** start Data provided **

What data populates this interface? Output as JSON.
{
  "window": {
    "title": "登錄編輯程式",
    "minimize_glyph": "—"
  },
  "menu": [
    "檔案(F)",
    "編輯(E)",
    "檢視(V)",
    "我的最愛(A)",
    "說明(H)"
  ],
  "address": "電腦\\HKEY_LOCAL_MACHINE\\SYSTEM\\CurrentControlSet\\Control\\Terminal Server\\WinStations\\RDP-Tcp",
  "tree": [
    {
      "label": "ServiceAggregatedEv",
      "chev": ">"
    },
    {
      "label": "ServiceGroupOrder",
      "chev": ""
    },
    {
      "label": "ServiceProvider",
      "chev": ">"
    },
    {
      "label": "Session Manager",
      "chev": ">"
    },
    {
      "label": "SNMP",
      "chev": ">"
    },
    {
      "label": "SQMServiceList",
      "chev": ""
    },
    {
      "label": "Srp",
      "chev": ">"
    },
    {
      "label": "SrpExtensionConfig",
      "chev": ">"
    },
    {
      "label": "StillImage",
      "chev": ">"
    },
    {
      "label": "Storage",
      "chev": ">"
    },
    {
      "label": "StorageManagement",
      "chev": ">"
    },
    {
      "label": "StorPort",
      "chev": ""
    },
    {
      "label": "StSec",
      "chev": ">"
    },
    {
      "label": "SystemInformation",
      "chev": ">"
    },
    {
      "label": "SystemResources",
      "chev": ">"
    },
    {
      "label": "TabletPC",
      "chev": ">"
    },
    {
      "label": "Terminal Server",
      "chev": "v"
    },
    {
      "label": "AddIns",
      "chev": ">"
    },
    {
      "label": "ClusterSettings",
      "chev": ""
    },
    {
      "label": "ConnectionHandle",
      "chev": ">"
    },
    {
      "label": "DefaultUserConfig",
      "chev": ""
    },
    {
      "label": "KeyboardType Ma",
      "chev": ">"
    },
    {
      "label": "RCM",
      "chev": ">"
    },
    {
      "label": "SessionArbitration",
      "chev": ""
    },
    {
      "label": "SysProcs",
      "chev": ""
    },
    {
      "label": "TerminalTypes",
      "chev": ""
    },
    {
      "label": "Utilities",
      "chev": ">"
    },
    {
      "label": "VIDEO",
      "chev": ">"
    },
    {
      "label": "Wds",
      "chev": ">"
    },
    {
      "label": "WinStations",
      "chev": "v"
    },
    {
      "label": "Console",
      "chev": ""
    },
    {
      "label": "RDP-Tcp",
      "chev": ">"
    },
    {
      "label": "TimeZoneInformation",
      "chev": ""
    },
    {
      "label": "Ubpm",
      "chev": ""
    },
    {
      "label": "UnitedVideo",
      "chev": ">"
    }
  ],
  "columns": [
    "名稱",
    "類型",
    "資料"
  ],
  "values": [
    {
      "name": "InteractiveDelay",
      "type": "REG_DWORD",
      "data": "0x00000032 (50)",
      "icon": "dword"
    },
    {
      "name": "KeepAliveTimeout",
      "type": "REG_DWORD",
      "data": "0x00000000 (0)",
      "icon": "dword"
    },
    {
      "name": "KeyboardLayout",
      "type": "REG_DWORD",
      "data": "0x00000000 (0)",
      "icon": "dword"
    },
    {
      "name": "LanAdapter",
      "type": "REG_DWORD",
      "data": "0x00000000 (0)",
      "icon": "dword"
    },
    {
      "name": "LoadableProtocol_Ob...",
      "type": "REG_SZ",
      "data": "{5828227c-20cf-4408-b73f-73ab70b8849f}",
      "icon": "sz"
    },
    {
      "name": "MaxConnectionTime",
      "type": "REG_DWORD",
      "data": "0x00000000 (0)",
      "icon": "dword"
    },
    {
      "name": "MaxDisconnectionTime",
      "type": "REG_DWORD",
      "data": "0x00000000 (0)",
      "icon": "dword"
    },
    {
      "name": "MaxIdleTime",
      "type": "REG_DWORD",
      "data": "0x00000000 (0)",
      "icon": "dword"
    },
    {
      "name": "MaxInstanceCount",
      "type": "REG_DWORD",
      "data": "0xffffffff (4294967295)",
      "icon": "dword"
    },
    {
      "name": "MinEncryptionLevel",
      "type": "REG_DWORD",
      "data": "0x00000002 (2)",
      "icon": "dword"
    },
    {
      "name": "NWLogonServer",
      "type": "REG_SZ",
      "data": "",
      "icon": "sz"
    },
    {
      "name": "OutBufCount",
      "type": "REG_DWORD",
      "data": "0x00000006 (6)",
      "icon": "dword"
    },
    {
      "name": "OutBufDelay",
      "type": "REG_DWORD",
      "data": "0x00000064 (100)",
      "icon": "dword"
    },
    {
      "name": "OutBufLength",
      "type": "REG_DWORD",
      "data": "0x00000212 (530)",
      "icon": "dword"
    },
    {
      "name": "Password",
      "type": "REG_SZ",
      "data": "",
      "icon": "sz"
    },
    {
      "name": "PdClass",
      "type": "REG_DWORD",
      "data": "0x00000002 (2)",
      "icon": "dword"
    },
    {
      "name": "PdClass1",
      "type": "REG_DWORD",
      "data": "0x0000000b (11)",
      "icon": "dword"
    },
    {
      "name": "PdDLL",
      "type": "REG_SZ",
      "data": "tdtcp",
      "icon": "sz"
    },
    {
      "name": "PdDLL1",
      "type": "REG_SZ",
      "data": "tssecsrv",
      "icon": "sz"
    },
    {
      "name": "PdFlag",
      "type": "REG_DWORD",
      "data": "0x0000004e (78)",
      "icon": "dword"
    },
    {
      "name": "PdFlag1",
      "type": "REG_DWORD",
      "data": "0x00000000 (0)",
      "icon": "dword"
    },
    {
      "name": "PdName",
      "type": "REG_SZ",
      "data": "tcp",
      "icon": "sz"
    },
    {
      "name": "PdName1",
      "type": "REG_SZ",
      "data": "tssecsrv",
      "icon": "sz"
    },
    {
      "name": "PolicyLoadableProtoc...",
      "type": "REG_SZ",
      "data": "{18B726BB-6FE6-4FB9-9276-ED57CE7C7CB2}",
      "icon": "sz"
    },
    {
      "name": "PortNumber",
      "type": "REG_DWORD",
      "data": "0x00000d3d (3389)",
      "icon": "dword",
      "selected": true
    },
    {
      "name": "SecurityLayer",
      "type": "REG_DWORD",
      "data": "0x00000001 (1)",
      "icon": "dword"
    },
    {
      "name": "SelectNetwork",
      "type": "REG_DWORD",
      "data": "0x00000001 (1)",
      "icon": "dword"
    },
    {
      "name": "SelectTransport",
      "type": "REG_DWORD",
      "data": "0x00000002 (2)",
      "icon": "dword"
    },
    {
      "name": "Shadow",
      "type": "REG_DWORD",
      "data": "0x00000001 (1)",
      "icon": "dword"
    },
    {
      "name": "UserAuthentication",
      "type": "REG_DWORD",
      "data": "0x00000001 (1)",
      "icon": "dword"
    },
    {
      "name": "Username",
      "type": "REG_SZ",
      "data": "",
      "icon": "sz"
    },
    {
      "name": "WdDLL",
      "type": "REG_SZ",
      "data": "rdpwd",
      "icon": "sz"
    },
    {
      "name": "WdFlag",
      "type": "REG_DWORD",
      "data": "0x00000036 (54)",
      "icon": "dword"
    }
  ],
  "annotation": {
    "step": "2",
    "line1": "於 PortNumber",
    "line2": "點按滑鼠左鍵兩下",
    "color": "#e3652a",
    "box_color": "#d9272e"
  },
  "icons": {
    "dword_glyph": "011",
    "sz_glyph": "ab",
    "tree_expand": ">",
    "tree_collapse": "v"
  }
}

** end Data provided **
** start Data provided **

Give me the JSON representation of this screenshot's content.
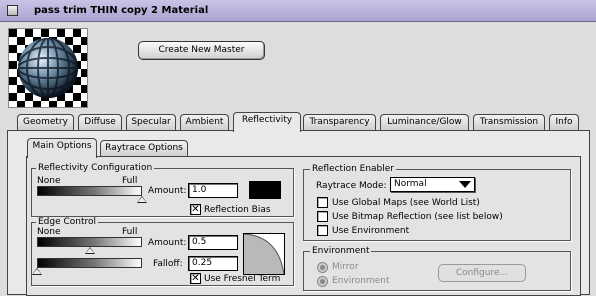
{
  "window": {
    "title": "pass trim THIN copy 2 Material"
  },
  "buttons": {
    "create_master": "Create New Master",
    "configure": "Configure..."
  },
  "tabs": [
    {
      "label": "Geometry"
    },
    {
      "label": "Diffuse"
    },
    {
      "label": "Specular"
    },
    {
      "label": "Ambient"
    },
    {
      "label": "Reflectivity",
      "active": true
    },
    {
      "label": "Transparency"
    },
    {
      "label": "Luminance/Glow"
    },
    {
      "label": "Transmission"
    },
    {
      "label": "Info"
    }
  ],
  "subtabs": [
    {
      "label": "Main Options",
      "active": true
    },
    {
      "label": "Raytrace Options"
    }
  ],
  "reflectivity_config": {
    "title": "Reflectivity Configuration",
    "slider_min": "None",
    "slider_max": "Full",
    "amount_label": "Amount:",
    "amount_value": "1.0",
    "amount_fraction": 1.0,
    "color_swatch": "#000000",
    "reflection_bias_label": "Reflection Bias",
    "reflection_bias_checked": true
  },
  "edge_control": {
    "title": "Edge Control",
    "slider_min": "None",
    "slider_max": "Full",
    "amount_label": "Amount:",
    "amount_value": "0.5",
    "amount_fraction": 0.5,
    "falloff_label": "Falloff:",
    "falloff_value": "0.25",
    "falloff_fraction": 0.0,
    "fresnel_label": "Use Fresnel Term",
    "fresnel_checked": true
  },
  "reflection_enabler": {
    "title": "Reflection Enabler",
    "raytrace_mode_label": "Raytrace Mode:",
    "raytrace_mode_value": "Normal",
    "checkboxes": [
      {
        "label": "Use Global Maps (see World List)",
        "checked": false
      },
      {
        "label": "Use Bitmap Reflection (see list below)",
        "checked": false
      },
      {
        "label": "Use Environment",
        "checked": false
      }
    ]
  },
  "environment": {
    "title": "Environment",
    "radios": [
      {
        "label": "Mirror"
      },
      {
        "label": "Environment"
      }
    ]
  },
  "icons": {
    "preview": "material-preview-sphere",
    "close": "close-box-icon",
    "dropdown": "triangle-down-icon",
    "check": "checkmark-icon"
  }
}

** end Data provided **

Report the number of lines above that contain the word "Options", and only that number.

= Output for this task =
2